Exercise directions: Collect every line that includes the string "einem".

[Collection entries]
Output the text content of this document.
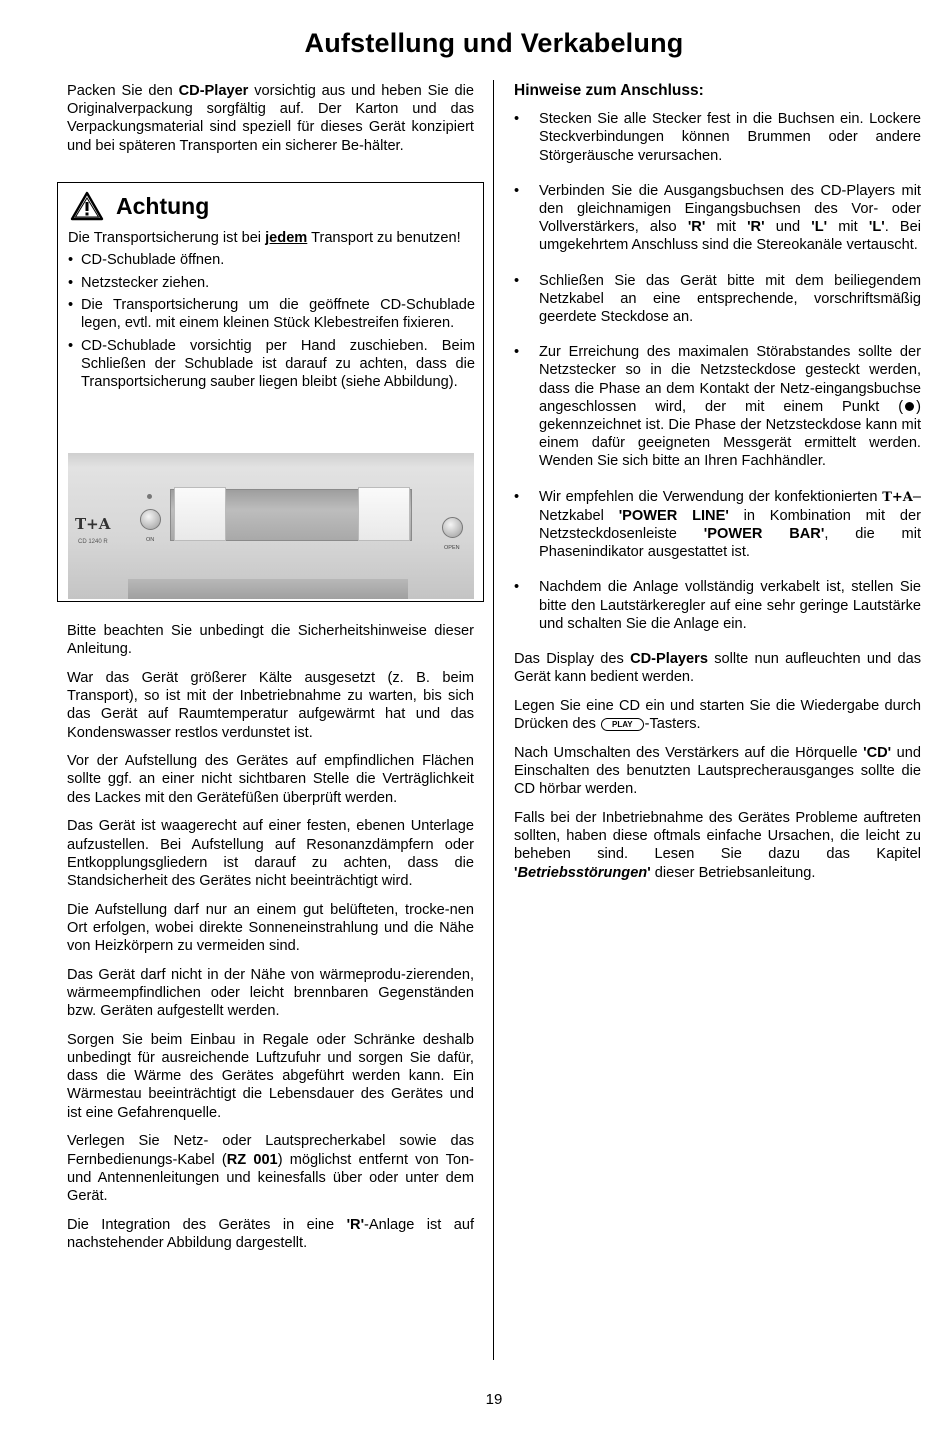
Aufstellung und Verkabelung

Packen Sie den CD-Player vorsichtig aus und heben Sie die Originalverpackung sorgfältig auf. Der Karton und das Verpackungsmaterial sind speziell für dieses Gerät konzipiert und bei späteren Transporten ein sicherer Be-hälter.

Achtung

Die Transportsicherung ist bei jedem Transport zu benutzen!

• CD-Schublade öffnen.
• Netzstecker ziehen.
• Die Transportsicherung um die geöffnete CD-Schublade legen, evtl. mit einem kleinen Stück Klebestreifen fixieren.
• CD-Schublade vorsichtig per Hand zuschieben. Beim Schließen der Schublade ist darauf zu achten, dass die Transportsicherung sauber liegen bleibt (siehe Abbildung).
T+A
CD 1240 R	ON
OPEN

Bitte beachten Sie unbedingt die Sicherheitshinweise dieser Anleitung.

War das Gerät größerer Kälte ausgesetzt (z. B. beim Transport), so ist mit der Inbetriebnahme zu warten, bis sich das Gerät auf Raumtemperatur aufgewärmt hat und das Kondenswasser restlos verdunstet ist.

Vor der Aufstellung des Gerätes auf empfindlichen Flächen sollte ggf. an einer nicht sichtbaren Stelle die Verträglichkeit des Lackes mit den Gerätefüßen überprüft werden.

Das Gerät ist waagerecht auf einer festen, ebenen Unterlage aufzustellen. Bei Aufstellung auf Resonanzdämpfern oder Entkopplungsgliedern ist darauf zu achten, dass die Standsicherheit des Gerätes nicht beeinträchtigt wird.

Die Aufstellung darf nur an einem gut belüfteten, trocke-nen Ort erfolgen, wobei direkte Sonneneinstrahlung und die Nähe von Heizkörpern zu vermeiden sind.

Das Gerät darf nicht in der Nähe von wärmeprodu-zierenden, wärmeempfindlichen oder leicht brennbaren Gegenständen bzw. Geräten aufgestellt werden.

Sorgen Sie beim Einbau in Regale oder Schränke deshalb unbedingt für ausreichende Luftzufuhr und sorgen Sie dafür, dass die Wärme des Gerätes abgeführt werden kann. Ein Wärmestau beeinträchtigt die Lebensdauer des Gerätes und ist eine Gefahrenquelle.

Verlegen Sie Netz- oder Lautsprecherkabel sowie das Fernbedienungs-Kabel (RZ 001) möglichst entfernt von Ton- und Antennenleitungen und keinesfalls über oder unter dem Gerät.

Die Integration des Gerätes in eine 'R'-Anlage ist auf nachstehender Abbildung dargestellt.

Hinweise zum Anschluss:
• Stecken Sie alle Stecker fest in die Buchsen ein. Lockere Steckverbindungen können Brummen oder andere Störgeräusche verursachen.
• Verbinden Sie die Ausgangsbuchsen des CD-Players mit den gleichnamigen Eingangsbuchsen des Vor- oder Vollverstärkers, also 'R' mit 'R' und 'L' mit 'L'. Bei umgekehrtem Anschluss sind die Stereokanäle vertauscht.
• Schließen Sie das Gerät bitte mit dem beiliegendem Netzkabel an eine entsprechende, vorschriftsmäßig geerdete Steckdose an.
• Zur Erreichung des maximalen Störabstandes sollte der Netzstecker so in die Netzsteckdose gesteckt werden, dass die Phase an dem Kontakt der Netz-eingangsbuchse angeschlossen wird, der mit einem Punkt ( ) gekennzeichnet ist. Die Phase der Netzsteckdose kann mit einem dafür geeigneten Messgerät ermittelt werden. Wenden Sie sich bitte an Ihren Fachhändler.
• Wir empfehlen die Verwendung der konfektionierten T+A–Netzkabel 'POWER LINE' in Kombination mit der Netzsteckdosenleiste 'POWER BAR', die mit Phasenindikator ausgestattet ist.
• Nachdem die Anlage vollständig verkabelt ist, stellen Sie bitte den Lautstärkeregler auf eine sehr geringe Lautstärke und schalten Sie die Anlage ein.

Das Display des CD-Players sollte nun aufleuchten und das Gerät kann bedient werden.

Legen Sie eine CD ein und starten Sie die Wiedergabe durch Drücken des PLAY -Tasters.

Nach Umschalten des Verstärkers auf die Hörquelle 'CD' und Einschalten des benutzten Lautsprecherausganges sollte die CD hörbar werden.

Falls bei der Inbetriebnahme des Gerätes Probleme auftreten sollten, haben diese oftmals einfache Ursachen, die leicht zu beheben sind. Lesen Sie dazu das Kapitel 'Betriebsstörungen' dieser Betriebsanleitung.

19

Task response:
• Die Transportsicherung um die geöffnete CD-Schublade legen, evtl. mit einem kleinen Stück Klebestreifen fixieren.
Die Aufstellung darf nur an einem gut belüfteten, trocke-nen Ort erfolgen, wobei direkte Sonneneinstrahlung und die Nähe von Heizkörpern zu vermeiden sind.
• Zur Erreichung des maximalen Störabstandes sollte der Netzstecker so in die Netzsteckdose gesteckt werden, dass die Phase an dem Kontakt der Netz-eingangsbuchse angeschlossen wird, der mit einem Punkt ( ) gekennzeichnet ist. Die Phase der Netzsteckdose kann mit einem dafür geeigneten Messgerät ermittelt werden. Wenden Sie sich bitte an Ihren Fachhändler.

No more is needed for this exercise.